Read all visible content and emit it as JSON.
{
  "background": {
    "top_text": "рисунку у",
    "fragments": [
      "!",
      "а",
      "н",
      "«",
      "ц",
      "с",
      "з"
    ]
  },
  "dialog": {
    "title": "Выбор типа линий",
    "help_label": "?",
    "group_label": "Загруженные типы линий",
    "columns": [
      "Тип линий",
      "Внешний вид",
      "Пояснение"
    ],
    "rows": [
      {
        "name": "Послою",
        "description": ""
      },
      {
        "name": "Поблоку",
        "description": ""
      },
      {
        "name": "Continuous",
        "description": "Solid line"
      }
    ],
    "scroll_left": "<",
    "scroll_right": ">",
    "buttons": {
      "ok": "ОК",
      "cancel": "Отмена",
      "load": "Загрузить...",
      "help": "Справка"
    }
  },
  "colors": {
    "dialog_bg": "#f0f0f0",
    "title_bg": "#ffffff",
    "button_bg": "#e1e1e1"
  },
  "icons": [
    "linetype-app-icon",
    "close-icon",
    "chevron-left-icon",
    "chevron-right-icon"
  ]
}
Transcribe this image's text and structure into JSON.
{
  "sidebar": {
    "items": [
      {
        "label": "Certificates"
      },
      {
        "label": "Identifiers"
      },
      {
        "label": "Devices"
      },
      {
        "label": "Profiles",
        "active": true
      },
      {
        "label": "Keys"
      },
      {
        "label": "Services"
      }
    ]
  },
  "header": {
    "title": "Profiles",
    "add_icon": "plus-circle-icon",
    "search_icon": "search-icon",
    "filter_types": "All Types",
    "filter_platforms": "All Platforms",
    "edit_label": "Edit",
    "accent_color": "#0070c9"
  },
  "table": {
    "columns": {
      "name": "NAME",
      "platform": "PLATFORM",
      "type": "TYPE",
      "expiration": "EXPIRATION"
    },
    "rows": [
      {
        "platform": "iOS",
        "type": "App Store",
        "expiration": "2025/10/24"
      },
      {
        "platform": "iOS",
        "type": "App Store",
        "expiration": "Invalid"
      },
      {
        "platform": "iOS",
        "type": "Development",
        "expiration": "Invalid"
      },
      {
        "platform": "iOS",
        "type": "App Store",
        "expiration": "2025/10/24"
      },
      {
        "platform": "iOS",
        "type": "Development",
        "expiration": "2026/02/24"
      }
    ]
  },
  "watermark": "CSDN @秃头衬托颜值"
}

════════════════════

▸ Instructions to follow:
Print all of the entries again, exactly as written.

▸ Reply to the exercise:
Read all visible content and emit it as JSON.
{
  "background": {
    "top_text": "рисунку у",
    "fragments": [
      "!",
      "а",
      "н",
      "«",
      "ц",
      "с",
      "з"
    ]
  },
  "dialog": {
    "title": "Выбор типа линий",
    "help_label": "?",
    "group_label": "Загруженные типы линий",
    "columns": [
      "Тип линий",
      "Внешний вид",
      "Пояснение"
    ],
    "rows": [
      {
        "name": "Послою",
        "description": ""
      },
      {
        "name": "Поблоку",
        "description": ""
      },
      {
        "name": "Continuous",
        "description": "Solid line"
      }
    ],
    "scroll_left": "<",
    "scroll_right": ">",
    "buttons": {
      "ok": "ОК",
      "cancel": "Отмена",
      "load": "Загрузить...",
      "help": "Справка"
    }
  },
  "colors": {
    "dialog_bg": "#f0f0f0",
    "title_bg": "#ffffff",
    "button_bg": "#e1e1e1"
  },
  "icons": [
    "linetype-app-icon",
    "close-icon",
    "chevron-left-icon",
    "chevron-right-icon"
  ]
}
Transcribe this image's text and structure into JSON.
{
  "sidebar": {
    "items": [
      {
        "label": "Certificates"
      },
      {
        "label": "Identifiers"
      },
      {
        "label": "Devices"
      },
      {
        "label": "Profiles",
        "active": true
      },
      {
        "label": "Keys"
      },
      {
        "label": "Services"
      }
    ]
  },
  "header": {
    "title": "Profiles",
    "add_icon": "plus-circle-icon",
    "search_icon": "search-icon",
    "filter_types": "All Types",
    "filter_platforms": "All Platforms",
    "edit_label": "Edit",
    "accent_color": "#0070c9"
  },
  "table": {
    "columns": {
      "name": "NAME",
      "platform": "PLATFORM",
      "type": "TYPE",
      "expiration": "EXPIRATION"
    },
    "rows": [
      {
        "platform": "iOS",
        "type": "App Store",
        "expiration": "2025/10/24"
      },
      {
        "platform": "iOS",
        "type": "App Store",
        "expiration": "Invalid"
      },
      {
        "platform": "iOS",
        "type": "Development",
        "expiration": "Invalid"
      },
      {
        "platform": "iOS",
        "type": "App Store",
        "expiration": "2025/10/24"
      },
      {
        "platform": "iOS",
        "type": "Development",
        "expiration": "2026/02/24"
      }
    ]
  },
  "watermark": "CSDN @秃头衬托颜值"
}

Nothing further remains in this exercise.